§ Task objective: A line counts if it contains the string "Class"; say how many such lines there are, giving only the number.

§ Data entries:
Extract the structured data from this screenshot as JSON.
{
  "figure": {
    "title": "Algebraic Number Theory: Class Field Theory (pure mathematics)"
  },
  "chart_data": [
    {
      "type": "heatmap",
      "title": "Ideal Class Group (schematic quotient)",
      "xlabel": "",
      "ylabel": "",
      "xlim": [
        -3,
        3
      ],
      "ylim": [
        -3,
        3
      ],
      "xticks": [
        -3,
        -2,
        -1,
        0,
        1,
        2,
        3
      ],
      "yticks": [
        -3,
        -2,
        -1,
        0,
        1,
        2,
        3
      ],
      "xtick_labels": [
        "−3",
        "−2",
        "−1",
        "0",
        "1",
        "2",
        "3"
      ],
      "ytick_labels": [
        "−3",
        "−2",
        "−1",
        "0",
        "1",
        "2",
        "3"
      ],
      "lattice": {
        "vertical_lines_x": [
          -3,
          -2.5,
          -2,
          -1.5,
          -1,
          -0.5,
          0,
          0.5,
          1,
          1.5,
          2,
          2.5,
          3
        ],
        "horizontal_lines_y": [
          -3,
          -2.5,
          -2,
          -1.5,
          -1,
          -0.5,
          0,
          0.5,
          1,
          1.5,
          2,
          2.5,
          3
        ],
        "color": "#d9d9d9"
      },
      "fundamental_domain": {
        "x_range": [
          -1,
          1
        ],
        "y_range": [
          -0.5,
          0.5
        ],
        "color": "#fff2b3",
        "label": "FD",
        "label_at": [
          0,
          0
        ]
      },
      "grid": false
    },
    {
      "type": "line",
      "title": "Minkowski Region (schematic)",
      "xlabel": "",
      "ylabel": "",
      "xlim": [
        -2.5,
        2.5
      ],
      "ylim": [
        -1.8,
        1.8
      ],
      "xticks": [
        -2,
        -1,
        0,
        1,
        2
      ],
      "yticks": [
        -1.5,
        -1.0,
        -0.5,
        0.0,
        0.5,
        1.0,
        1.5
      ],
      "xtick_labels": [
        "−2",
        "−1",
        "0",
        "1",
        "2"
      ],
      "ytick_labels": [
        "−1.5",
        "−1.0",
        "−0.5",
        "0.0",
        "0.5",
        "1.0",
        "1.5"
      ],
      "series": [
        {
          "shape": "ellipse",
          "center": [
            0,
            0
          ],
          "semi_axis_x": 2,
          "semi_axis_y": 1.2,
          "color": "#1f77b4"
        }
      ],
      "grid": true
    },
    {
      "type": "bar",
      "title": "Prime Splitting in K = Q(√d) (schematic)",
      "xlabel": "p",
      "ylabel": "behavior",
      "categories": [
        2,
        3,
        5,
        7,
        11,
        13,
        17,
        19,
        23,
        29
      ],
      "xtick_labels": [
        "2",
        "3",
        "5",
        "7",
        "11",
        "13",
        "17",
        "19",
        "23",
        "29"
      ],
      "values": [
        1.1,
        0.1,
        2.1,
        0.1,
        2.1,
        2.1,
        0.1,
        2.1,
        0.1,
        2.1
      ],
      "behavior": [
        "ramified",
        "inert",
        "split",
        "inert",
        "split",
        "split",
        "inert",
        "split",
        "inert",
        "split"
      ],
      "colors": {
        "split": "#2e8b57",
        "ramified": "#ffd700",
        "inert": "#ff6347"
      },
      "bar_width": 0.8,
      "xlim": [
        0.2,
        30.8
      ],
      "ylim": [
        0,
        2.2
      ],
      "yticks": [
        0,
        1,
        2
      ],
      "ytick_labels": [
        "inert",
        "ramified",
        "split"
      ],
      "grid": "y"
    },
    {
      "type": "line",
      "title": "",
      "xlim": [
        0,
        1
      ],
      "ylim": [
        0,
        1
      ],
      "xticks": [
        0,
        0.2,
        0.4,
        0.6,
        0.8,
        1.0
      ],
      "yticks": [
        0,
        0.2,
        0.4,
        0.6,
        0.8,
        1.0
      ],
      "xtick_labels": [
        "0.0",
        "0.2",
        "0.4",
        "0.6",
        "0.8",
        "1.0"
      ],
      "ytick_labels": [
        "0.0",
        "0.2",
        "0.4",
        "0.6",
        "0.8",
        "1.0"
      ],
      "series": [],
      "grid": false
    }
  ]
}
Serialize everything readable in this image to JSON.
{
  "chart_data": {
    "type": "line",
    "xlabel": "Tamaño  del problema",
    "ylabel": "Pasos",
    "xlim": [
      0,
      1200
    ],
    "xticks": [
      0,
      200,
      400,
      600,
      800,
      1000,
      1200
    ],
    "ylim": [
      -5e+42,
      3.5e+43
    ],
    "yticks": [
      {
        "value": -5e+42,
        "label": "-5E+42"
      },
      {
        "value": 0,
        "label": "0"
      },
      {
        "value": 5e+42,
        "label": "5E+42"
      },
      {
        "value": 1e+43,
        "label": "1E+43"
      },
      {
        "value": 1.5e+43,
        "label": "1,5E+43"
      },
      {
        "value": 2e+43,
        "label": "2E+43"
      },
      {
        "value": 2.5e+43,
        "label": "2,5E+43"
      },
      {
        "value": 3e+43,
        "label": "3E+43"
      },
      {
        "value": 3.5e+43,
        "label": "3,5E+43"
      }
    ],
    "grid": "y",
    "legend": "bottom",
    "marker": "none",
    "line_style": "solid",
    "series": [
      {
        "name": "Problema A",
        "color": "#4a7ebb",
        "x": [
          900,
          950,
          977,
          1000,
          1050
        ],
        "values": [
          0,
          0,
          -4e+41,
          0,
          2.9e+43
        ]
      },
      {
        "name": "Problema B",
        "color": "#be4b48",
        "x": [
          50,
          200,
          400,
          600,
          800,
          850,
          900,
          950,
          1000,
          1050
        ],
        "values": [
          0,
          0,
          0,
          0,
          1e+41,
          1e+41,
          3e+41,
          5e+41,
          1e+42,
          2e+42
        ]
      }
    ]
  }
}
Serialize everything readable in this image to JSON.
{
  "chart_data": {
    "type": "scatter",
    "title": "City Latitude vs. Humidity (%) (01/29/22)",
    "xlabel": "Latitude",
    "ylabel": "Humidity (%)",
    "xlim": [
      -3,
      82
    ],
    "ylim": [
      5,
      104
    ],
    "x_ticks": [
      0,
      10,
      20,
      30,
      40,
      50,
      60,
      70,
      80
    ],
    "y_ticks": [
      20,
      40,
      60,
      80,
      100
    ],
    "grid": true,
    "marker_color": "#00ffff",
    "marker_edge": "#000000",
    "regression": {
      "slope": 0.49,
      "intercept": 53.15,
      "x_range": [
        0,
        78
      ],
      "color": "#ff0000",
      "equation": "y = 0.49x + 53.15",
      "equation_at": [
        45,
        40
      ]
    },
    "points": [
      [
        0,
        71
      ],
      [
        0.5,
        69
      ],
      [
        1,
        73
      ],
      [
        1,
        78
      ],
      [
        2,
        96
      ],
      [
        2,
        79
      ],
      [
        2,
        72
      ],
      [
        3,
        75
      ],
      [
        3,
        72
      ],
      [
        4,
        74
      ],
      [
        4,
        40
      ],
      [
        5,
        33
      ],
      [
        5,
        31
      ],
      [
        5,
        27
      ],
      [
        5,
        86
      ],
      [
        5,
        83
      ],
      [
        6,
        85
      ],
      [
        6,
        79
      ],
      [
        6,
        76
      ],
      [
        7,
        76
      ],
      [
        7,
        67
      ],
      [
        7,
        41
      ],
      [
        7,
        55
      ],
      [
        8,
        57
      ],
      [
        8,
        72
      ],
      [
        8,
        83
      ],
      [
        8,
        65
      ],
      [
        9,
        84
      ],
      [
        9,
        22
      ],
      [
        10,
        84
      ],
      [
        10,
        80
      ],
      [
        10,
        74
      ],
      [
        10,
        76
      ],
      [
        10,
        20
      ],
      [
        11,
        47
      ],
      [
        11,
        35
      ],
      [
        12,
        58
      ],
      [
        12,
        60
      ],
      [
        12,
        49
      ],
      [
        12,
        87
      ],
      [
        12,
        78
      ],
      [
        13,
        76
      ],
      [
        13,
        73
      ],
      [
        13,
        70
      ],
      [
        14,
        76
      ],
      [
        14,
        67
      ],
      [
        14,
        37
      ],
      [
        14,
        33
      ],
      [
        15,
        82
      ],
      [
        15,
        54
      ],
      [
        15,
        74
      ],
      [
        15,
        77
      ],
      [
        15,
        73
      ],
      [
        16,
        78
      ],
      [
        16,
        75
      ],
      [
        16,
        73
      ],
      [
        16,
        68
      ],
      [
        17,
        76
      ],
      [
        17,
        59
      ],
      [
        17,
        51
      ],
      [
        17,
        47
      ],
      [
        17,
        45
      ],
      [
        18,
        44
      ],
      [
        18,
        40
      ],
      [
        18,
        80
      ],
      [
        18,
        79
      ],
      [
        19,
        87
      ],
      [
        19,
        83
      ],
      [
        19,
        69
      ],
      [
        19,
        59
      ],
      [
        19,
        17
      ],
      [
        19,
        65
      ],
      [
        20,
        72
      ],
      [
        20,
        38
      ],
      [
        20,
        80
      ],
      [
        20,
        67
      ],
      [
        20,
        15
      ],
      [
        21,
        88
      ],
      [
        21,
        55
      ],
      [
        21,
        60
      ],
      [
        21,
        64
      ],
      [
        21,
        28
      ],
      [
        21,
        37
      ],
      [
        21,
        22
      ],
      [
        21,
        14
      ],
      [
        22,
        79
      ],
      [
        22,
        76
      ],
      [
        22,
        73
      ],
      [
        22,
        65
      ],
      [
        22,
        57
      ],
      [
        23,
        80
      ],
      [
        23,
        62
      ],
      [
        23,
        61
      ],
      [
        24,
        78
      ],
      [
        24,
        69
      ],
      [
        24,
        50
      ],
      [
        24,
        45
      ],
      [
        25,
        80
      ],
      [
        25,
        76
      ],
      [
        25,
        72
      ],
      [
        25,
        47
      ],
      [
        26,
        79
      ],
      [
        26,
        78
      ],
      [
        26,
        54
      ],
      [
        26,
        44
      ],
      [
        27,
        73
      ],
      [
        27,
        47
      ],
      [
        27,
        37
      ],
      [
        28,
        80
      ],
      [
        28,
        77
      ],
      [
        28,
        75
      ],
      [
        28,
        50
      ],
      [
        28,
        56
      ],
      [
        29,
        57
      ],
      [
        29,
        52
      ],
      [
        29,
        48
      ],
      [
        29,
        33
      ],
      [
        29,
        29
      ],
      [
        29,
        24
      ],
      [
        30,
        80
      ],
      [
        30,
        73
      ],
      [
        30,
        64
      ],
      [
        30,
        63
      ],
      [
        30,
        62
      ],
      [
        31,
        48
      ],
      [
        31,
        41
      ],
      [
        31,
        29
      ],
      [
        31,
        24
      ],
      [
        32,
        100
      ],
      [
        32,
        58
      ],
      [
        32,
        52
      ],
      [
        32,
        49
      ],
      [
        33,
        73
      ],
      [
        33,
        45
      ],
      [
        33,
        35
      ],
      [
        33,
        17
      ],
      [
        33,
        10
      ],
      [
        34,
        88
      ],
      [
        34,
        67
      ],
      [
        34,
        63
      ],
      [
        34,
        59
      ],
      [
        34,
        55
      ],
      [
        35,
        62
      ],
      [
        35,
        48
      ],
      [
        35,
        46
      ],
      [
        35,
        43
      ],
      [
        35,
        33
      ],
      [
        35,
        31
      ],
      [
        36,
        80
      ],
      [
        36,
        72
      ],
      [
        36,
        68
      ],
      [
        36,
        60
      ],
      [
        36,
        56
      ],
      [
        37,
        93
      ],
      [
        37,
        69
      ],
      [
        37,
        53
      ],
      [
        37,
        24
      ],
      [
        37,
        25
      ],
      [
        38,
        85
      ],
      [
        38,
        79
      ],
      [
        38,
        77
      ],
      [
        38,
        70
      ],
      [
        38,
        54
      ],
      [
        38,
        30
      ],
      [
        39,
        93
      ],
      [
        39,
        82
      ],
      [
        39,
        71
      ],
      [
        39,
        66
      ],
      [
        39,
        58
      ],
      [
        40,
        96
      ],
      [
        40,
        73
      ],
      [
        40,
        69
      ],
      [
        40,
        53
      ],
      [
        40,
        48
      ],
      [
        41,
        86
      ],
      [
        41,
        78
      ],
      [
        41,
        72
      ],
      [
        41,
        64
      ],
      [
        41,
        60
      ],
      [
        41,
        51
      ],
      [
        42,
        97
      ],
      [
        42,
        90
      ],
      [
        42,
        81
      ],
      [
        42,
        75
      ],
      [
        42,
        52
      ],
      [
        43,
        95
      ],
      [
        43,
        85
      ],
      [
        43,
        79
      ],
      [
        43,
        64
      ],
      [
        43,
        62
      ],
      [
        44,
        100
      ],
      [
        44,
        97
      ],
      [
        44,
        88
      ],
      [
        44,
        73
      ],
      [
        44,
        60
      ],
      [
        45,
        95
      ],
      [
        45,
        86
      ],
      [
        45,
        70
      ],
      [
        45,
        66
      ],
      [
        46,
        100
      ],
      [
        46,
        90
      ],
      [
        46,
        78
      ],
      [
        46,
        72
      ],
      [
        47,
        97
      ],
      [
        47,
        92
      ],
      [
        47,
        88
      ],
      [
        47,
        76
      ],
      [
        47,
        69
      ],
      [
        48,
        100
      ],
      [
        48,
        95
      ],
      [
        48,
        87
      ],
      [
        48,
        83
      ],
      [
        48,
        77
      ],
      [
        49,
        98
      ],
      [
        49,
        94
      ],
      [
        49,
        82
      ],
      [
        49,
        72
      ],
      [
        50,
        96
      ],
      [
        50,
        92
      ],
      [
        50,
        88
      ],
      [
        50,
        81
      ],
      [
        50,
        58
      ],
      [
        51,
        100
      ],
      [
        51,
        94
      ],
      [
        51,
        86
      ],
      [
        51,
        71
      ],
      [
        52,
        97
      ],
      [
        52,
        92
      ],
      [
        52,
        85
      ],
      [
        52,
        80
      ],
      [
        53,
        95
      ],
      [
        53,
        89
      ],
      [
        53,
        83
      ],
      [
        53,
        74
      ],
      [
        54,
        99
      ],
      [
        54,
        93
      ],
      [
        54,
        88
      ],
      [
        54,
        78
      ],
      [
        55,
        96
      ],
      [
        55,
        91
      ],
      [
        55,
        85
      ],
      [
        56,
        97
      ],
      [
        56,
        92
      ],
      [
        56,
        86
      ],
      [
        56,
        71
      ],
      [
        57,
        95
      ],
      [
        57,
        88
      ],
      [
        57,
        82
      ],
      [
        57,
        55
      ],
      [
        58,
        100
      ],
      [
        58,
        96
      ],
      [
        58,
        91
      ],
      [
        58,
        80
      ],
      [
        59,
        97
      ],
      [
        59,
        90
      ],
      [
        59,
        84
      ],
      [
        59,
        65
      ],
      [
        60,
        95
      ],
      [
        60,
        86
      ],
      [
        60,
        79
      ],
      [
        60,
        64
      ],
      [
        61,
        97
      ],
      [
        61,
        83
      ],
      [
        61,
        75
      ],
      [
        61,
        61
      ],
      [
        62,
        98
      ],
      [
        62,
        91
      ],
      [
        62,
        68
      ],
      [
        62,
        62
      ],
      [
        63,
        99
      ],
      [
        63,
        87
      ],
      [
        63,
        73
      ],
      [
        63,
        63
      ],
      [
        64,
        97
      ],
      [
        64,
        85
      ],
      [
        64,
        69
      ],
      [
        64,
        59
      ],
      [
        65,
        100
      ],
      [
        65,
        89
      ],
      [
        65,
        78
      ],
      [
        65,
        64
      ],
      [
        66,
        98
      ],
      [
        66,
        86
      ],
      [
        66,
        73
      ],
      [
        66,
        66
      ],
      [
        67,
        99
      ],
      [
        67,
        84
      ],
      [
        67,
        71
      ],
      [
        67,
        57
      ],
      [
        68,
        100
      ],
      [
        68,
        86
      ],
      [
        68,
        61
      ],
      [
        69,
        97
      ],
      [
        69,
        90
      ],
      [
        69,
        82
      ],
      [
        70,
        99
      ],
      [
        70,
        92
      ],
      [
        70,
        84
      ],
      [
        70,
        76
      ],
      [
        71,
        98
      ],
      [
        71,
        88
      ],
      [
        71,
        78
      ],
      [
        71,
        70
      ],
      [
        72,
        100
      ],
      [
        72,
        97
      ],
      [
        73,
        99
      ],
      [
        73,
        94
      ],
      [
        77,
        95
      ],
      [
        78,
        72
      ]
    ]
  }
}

§ Exercise response: 2